- [Written problem] Print all records exactly, leaving nothing out.
*****
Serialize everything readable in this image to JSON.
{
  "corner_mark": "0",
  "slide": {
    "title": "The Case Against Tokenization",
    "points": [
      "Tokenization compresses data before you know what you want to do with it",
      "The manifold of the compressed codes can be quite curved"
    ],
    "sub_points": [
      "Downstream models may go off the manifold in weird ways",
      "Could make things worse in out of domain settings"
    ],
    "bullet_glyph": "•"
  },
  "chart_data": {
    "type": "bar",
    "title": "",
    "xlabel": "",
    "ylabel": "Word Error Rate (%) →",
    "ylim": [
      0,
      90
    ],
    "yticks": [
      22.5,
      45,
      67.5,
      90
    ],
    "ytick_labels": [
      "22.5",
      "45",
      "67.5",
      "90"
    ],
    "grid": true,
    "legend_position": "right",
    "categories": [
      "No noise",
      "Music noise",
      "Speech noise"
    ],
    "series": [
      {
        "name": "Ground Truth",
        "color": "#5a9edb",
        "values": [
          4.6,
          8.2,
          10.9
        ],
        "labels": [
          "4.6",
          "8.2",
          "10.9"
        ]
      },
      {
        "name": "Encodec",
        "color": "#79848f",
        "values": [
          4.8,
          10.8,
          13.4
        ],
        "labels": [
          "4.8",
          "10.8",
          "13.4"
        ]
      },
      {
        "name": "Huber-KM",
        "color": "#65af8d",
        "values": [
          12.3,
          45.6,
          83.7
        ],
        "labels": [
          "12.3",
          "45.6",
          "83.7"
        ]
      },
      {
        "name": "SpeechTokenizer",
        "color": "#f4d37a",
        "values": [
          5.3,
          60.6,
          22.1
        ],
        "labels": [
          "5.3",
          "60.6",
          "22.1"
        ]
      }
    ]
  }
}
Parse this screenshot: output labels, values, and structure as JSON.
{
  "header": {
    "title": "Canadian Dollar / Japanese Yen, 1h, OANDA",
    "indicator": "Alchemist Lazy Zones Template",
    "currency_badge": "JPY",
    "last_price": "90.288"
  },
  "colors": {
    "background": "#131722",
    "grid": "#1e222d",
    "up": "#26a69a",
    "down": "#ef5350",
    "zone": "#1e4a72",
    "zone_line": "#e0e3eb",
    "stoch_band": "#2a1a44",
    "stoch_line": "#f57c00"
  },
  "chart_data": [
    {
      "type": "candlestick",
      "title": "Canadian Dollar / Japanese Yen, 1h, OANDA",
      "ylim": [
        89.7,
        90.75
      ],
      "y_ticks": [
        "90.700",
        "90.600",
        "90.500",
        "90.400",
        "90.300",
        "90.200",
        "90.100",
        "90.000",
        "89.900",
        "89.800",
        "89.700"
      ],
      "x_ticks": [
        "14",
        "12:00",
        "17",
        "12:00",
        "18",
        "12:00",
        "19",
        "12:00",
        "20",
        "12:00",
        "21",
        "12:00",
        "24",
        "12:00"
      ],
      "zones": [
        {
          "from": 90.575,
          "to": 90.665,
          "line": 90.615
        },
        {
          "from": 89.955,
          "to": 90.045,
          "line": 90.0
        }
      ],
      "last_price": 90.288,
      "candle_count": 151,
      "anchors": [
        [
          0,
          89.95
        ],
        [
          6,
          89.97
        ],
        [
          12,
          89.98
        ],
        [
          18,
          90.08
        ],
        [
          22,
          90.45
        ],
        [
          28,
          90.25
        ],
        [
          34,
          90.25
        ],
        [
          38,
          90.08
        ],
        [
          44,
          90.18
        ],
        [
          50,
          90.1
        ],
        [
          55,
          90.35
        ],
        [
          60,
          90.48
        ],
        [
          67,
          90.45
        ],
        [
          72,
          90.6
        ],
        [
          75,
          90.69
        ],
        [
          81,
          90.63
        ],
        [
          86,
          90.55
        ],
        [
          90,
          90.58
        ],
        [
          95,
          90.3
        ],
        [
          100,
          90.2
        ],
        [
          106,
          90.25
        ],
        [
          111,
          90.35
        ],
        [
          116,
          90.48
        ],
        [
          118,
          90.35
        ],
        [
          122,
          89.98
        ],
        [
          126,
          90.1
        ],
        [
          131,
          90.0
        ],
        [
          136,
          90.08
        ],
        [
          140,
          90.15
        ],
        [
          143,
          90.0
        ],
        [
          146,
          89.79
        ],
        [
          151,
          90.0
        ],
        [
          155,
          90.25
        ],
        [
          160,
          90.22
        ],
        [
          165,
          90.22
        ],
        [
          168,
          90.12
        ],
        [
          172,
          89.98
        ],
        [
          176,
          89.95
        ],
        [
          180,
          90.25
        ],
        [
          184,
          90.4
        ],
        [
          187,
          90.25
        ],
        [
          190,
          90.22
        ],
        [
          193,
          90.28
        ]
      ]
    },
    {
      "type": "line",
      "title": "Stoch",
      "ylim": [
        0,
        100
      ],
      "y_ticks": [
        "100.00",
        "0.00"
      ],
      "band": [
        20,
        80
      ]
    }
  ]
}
*****
- [Final result]
Serialize everything readable in this image to JSON.
{
  "corner_mark": "0",
  "slide": {
    "title": "The Case Against Tokenization",
    "points": [
      "Tokenization compresses data before you know what you want to do with it",
      "The manifold of the compressed codes can be quite curved"
    ],
    "sub_points": [
      "Downstream models may go off the manifold in weird ways",
      "Could make things worse in out of domain settings"
    ],
    "bullet_glyph": "•"
  },
  "chart_data": {
    "type": "bar",
    "title": "",
    "xlabel": "",
    "ylabel": "Word Error Rate (%) →",
    "ylim": [
      0,
      90
    ],
    "yticks": [
      22.5,
      45,
      67.5,
      90
    ],
    "ytick_labels": [
      "22.5",
      "45",
      "67.5",
      "90"
    ],
    "grid": true,
    "legend_position": "right",
    "categories": [
      "No noise",
      "Music noise",
      "Speech noise"
    ],
    "series": [
      {
        "name": "Ground Truth",
        "color": "#5a9edb",
        "values": [
          4.6,
          8.2,
          10.9
        ],
        "labels": [
          "4.6",
          "8.2",
          "10.9"
        ]
      },
      {
        "name": "Encodec",
        "color": "#79848f",
        "values": [
          4.8,
          10.8,
          13.4
        ],
        "labels": [
          "4.8",
          "10.8",
          "13.4"
        ]
      },
      {
        "name": "Huber-KM",
        "color": "#65af8d",
        "values": [
          12.3,
          45.6,
          83.7
        ],
        "labels": [
          "12.3",
          "45.6",
          "83.7"
        ]
      },
      {
        "name": "SpeechTokenizer",
        "color": "#f4d37a",
        "values": [
          5.3,
          60.6,
          22.1
        ],
        "labels": [
          "5.3",
          "60.6",
          "22.1"
        ]
      }
    ]
  }
}
Parse this screenshot: output labels, values, and structure as JSON.
{
  "header": {
    "title": "Canadian Dollar / Japanese Yen, 1h, OANDA",
    "indicator": "Alchemist Lazy Zones Template",
    "currency_badge": "JPY",
    "last_price": "90.288"
  },
  "colors": {
    "background": "#131722",
    "grid": "#1e222d",
    "up": "#26a69a",
    "down": "#ef5350",
    "zone": "#1e4a72",
    "zone_line": "#e0e3eb",
    "stoch_band": "#2a1a44",
    "stoch_line": "#f57c00"
  },
  "chart_data": [
    {
      "type": "candlestick",
      "title": "Canadian Dollar / Japanese Yen, 1h, OANDA",
      "ylim": [
        89.7,
        90.75
      ],
      "y_ticks": [
        "90.700",
        "90.600",
        "90.500",
        "90.400",
        "90.300",
        "90.200",
        "90.100",
        "90.000",
        "89.900",
        "89.800",
        "89.700"
      ],
      "x_ticks": [
        "14",
        "12:00",
        "17",
        "12:00",
        "18",
        "12:00",
        "19",
        "12:00",
        "20",
        "12:00",
        "21",
        "12:00",
        "24",
        "12:00"
      ],
      "zones": [
        {
          "from": 90.575,
          "to": 90.665,
          "line": 90.615
        },
        {
          "from": 89.955,
          "to": 90.045,
          "line": 90.0
        }
      ],
      "last_price": 90.288,
      "candle_count": 151,
      "anchors": [
        [
          0,
          89.95
        ],
        [
          6,
          89.97
        ],
        [
          12,
          89.98
        ],
        [
          18,
          90.08
        ],
        [
          22,
          90.45
        ],
        [
          28,
          90.25
        ],
        [
          34,
          90.25
        ],
        [
          38,
          90.08
        ],
        [
          44,
          90.18
        ],
        [
          50,
          90.1
        ],
        [
          55,
          90.35
        ],
        [
          60,
          90.48
        ],
        [
          67,
          90.45
        ],
        [
          72,
          90.6
        ],
        [
          75,
          90.69
        ],
        [
          81,
          90.63
        ],
        [
          86,
          90.55
        ],
        [
          90,
          90.58
        ],
        [
          95,
          90.3
        ],
        [
          100,
          90.2
        ],
        [
          106,
          90.25
        ],
        [
          111,
          90.35
        ],
        [
          116,
          90.48
        ],
        [
          118,
          90.35
        ],
        [
          122,
          89.98
        ],
        [
          126,
          90.1
        ],
        [
          131,
          90.0
        ],
        [
          136,
          90.08
        ],
        [
          140,
          90.15
        ],
        [
          143,
          90.0
        ],
        [
          146,
          89.79
        ],
        [
          151,
          90.0
        ],
        [
          155,
          90.25
        ],
        [
          160,
          90.22
        ],
        [
          165,
          90.22
        ],
        [
          168,
          90.12
        ],
        [
          172,
          89.98
        ],
        [
          176,
          89.95
        ],
        [
          180,
          90.25
        ],
        [
          184,
          90.4
        ],
        [
          187,
          90.25
        ],
        [
          190,
          90.22
        ],
        [
          193,
          90.28
        ]
      ]
    },
    {
      "type": "line",
      "title": "Stoch",
      "ylim": [
        0,
        100
      ],
      "y_ticks": [
        "100.00",
        "0.00"
      ],
      "band": [
        20,
        80
      ]
    }
  ]
}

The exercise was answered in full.